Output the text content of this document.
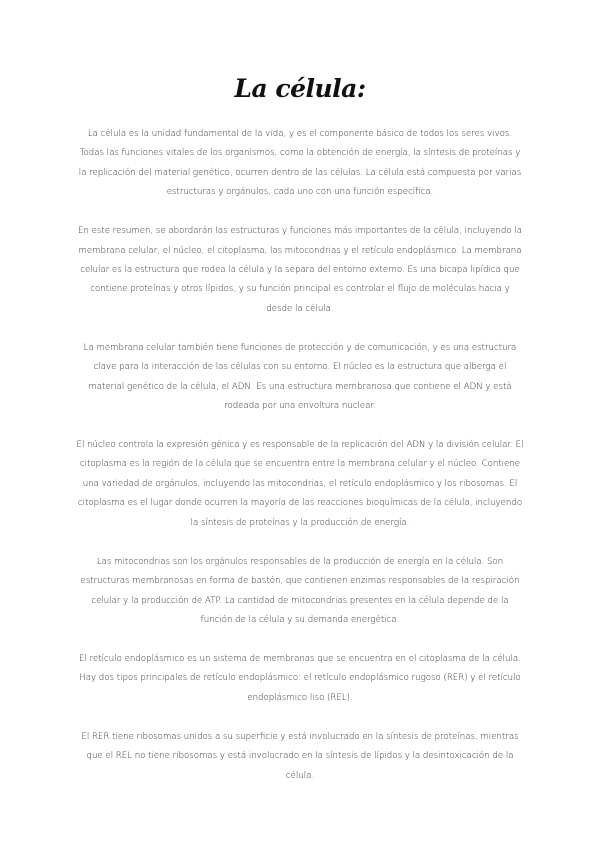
La célula:

La célula es la unidad fundamental de la vida, y es el componente básico de todos los seres vivos. Todas las funciones vitales de los organismos, como la obtención de energía, la síntesis de proteínas y la replicación del material genético, ocurren dentro de las células. La célula está compuesta por varias estructuras y orgánulos, cada uno con una función específica.

En este resumen, se abordarán las estructuras y funciones más importantes de la célula, incluyendo la membrana celular, el núcleo, el citoplasma, las mitocondrias y el retículo endoplásmico. La membrana celular es la estructura que rodea la célula y la separa del entorno externo. Es una bicapa lipídica que contiene proteínas y otros lípidos, y su función principal es controlar el flujo de moléculas hacia y desde la célula.

La membrana celular también tiene funciones de protección y de comunicación, y es una estructura clave para la interacción de las células con su entorno. El núcleo es la estructura que alberga el material genético de la célula, el ADN. Es una estructura membranosa que contiene el ADN y está rodeada por una envoltura nuclear.

El núcleo controla la expresión génica y es responsable de la replicación del ADN y la división celular. El citoplasma es la región de la célula que se encuentra entre la membrana celular y el núcleo. Contiene una variedad de orgánulos, incluyendo las mitocondrias, el retículo endoplásmico y los ribosomas. El citoplasma es el lugar donde ocurren la mayoría de las reacciones bioquímicas de la célula, incluyendo la síntesis de proteínas y la producción de energía.

Las mitocondrias son los orgánulos responsables de la producción de energía en la célula. Son estructuras membranosas en forma de bastón, que contienen enzimas responsables de la respiración celular y la producción de ATP. La cantidad de mitocondrias presentes en la célula depende de la función de la célula y su demanda energética.

El retículo endoplásmico es un sistema de membranas que se encuentra en el citoplasma de la célula. Hay dos tipos principales de retículo endoplásmico: el retículo endoplásmico rugoso (RER) y el retículo endoplásmico liso (REL).

El RER tiene ribosomas unidos a su superficie y está involucrado en la síntesis de proteínas, mientras que el REL no tiene ribosomas y está involucrado en la síntesis de lípidos y la desintoxicación de la célula.
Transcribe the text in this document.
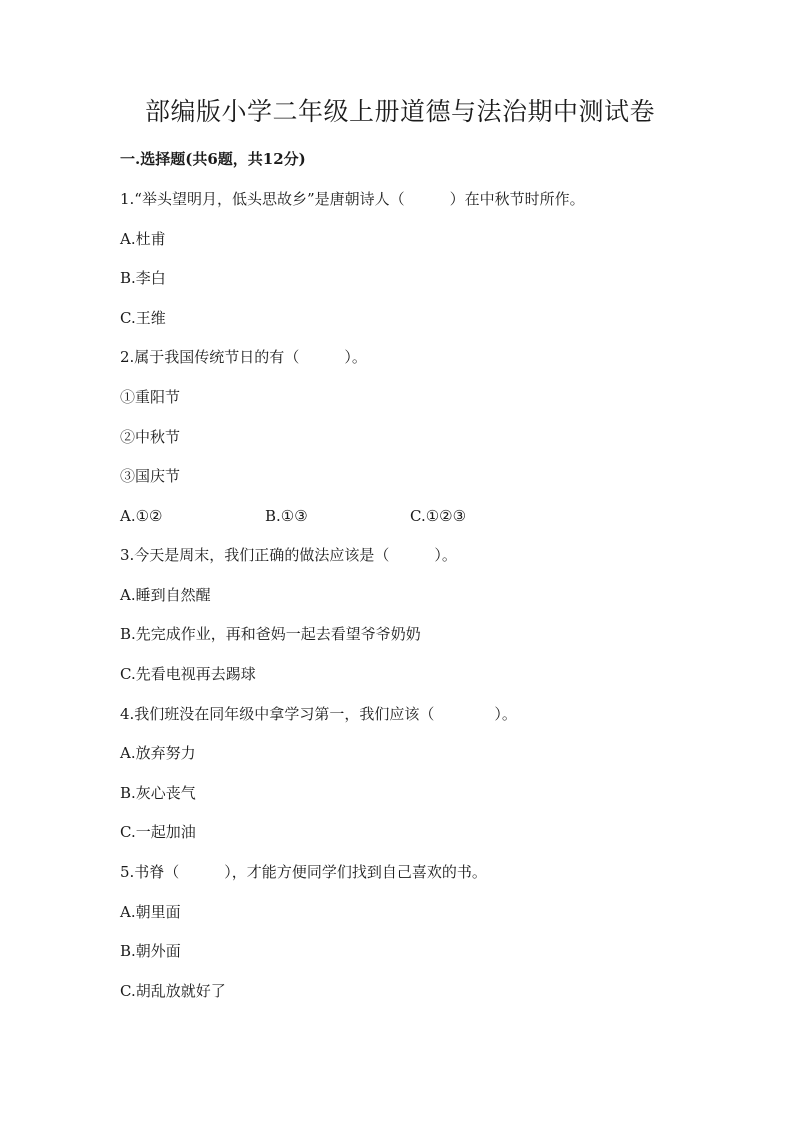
部编版小学二年级上册道德与法治期中测试卷
一.选择题(共6题，共12分)
1.“举头望明月，低头思故乡”是唐朝诗人（　　　）在中秋节时所作。
A.杜甫
B.李白
C.王维
2.属于我国传统节日的有（　　　）。
①重阳节
②中秋节
③国庆节
A.①②	B.①③	C.①②③
3.今天是周末，我们正确的做法应该是（　　　）。
A.睡到自然醒
B.先完成作业，再和爸妈一起去看望爷爷奶奶
C.先看电视再去踢球
4.我们班没在同年级中拿学习第一，我们应该（　　　　）。
A.放弃努力
B.灰心丧气
C.一起加油
5.书脊（　　　），才能方便同学们找到自己喜欢的书。
A.朝里面
B.朝外面
C.胡乱放就好了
◇ ◇ ◇ ◇
(Goal of the exercise): Without the pictures, output the full listing exactly as it stands.

(Output of the exercise):
Output the text content of this document.
La célula:

La célula es la unidad fundamental de la vida, y es el componente básico de todos los seres vivos. Todas las funciones vitales de los organismos, como la obtención de energía, la síntesis de proteínas y la replicación del material genético, ocurren dentro de las células. La célula está compuesta por varias estructuras y orgánulos, cada uno con una función específica.

En este resumen, se abordarán las estructuras y funciones más importantes de la célula, incluyendo la membrana celular, el núcleo, el citoplasma, las mitocondrias y el retículo endoplásmico. La membrana celular es la estructura que rodea la célula y la separa del entorno externo. Es una bicapa lipídica que contiene proteínas y otros lípidos, y su función principal es controlar el flujo de moléculas hacia y desde la célula.

La membrana celular también tiene funciones de protección y de comunicación, y es una estructura clave para la interacción de las células con su entorno. El núcleo es la estructura que alberga el material genético de la célula, el ADN. Es una estructura membranosa que contiene el ADN y está rodeada por una envoltura nuclear.

El núcleo controla la expresión génica y es responsable de la replicación del ADN y la división celular. El citoplasma es la región de la célula que se encuentra entre la membrana celular y el núcleo. Contiene una variedad de orgánulos, incluyendo las mitocondrias, el retículo endoplásmico y los ribosomas. El citoplasma es el lugar donde ocurren la mayoría de las reacciones bioquímicas de la célula, incluyendo la síntesis de proteínas y la producción de energía.

Las mitocondrias son los orgánulos responsables de la producción de energía en la célula. Son estructuras membranosas en forma de bastón, que contienen enzimas responsables de la respiración celular y la producción de ATP. La cantidad de mitocondrias presentes en la célula depende de la función de la célula y su demanda energética.

El retículo endoplásmico es un sistema de membranas que se encuentra en el citoplasma de la célula. Hay dos tipos principales de retículo endoplásmico: el retículo endoplásmico rugoso (RER) y el retículo endoplásmico liso (REL).

El RER tiene ribosomas unidos a su superficie y está involucrado en la síntesis de proteínas, mientras que el REL no tiene ribosomas y está involucrado en la síntesis de lípidos y la desintoxicación de la célula.
Transcribe the text in this document.
部编版小学二年级上册道德与法治期中测试卷
一.选择题(共6题，共12分)
1.“举头望明月，低头思故乡”是唐朝诗人（　　　）在中秋节时所作。
A.杜甫
B.李白
C.王维
2.属于我国传统节日的有（　　　）。
①重阳节
②中秋节
③国庆节
A.①②	B.①③	C.①②③
3.今天是周末，我们正确的做法应该是（　　　）。
A.睡到自然醒
B.先完成作业，再和爸妈一起去看望爷爷奶奶
C.先看电视再去踢球
4.我们班没在同年级中拿学习第一，我们应该（　　　　）。
A.放弃努力
B.灰心丧气
C.一起加油
5.书脊（　　　），才能方便同学们找到自己喜欢的书。
A.朝里面
B.朝外面
C.胡乱放就好了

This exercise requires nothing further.